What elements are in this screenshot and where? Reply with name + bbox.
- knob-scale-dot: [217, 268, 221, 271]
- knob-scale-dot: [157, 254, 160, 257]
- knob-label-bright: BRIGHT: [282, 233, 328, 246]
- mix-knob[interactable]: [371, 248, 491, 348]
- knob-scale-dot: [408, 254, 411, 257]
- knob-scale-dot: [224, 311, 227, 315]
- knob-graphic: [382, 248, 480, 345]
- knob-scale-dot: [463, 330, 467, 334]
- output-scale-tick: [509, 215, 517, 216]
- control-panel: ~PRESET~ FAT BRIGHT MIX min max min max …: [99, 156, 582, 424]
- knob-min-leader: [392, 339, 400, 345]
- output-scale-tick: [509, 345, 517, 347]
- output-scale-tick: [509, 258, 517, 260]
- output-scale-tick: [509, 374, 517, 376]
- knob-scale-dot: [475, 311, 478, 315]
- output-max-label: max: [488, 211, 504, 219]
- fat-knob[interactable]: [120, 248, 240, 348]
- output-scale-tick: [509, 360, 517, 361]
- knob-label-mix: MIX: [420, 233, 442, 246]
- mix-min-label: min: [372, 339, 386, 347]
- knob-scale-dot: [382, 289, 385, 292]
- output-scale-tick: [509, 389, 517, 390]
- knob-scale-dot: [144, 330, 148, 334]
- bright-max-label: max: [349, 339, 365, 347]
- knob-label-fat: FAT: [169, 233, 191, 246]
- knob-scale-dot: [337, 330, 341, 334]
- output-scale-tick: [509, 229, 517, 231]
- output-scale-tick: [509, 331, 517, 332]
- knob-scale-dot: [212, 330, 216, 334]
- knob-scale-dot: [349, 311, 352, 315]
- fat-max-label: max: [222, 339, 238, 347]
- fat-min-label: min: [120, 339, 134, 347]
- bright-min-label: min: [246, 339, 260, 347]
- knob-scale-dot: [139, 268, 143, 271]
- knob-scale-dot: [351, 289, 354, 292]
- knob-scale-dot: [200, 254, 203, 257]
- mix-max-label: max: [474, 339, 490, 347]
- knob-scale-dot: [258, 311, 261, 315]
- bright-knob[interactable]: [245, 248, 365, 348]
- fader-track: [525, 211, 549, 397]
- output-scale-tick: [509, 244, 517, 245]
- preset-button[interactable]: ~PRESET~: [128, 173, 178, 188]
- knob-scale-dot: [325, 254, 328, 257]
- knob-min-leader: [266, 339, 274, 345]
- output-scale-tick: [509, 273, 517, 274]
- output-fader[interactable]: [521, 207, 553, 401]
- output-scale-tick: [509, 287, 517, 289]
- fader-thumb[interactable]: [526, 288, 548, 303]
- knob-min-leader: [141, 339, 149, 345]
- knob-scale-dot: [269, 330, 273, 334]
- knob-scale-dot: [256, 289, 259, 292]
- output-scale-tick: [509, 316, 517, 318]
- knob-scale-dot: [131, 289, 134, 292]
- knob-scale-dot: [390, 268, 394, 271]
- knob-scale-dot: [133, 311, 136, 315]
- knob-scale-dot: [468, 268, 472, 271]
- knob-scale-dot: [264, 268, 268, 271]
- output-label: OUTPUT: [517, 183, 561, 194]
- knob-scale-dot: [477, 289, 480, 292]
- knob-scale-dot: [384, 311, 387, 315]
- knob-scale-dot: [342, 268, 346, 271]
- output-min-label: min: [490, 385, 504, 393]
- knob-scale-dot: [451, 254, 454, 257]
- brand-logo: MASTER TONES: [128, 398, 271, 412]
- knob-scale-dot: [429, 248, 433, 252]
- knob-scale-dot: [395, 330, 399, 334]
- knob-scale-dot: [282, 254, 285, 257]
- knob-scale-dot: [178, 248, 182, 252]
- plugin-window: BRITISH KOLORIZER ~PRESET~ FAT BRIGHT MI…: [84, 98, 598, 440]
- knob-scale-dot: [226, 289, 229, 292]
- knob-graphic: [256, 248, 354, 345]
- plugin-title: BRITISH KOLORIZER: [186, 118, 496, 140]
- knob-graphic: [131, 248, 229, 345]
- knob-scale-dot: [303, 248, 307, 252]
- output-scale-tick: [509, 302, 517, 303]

====

▶ [The problem]
Update the records from their start through the line containing "- bright-max-label: max: [349, 339, 365, 347]": replace "output-scale-tick" with "output-level-tick" and leave everything else unchanged. Give only those lines.

▶ [Written response]
What elements are in this screenshot and where? Reply with name + bbox.
- knob-scale-dot: [217, 268, 221, 271]
- knob-scale-dot: [157, 254, 160, 257]
- knob-label-bright: BRIGHT: [282, 233, 328, 246]
- mix-knob[interactable]: [371, 248, 491, 348]
- knob-scale-dot: [408, 254, 411, 257]
- knob-scale-dot: [224, 311, 227, 315]
- knob-graphic: [382, 248, 480, 345]
- knob-scale-dot: [463, 330, 467, 334]
- output-level-tick: [509, 215, 517, 216]
- control-panel: ~PRESET~ FAT BRIGHT MIX min max min max …: [99, 156, 582, 424]
- knob-min-leader: [392, 339, 400, 345]
- output-level-tick: [509, 345, 517, 347]
- output-level-tick: [509, 258, 517, 260]
- output-level-tick: [509, 374, 517, 376]
- knob-scale-dot: [475, 311, 478, 315]
- output-max-label: max: [488, 211, 504, 219]
- fat-knob[interactable]: [120, 248, 240, 348]
- output-level-tick: [509, 360, 517, 361]
- knob-label-mix: MIX: [420, 233, 442, 246]
- mix-min-label: min: [372, 339, 386, 347]
- knob-scale-dot: [382, 289, 385, 292]
- output-level-tick: [509, 389, 517, 390]
- knob-scale-dot: [144, 330, 148, 334]
- bright-max-label: max: [349, 339, 365, 347]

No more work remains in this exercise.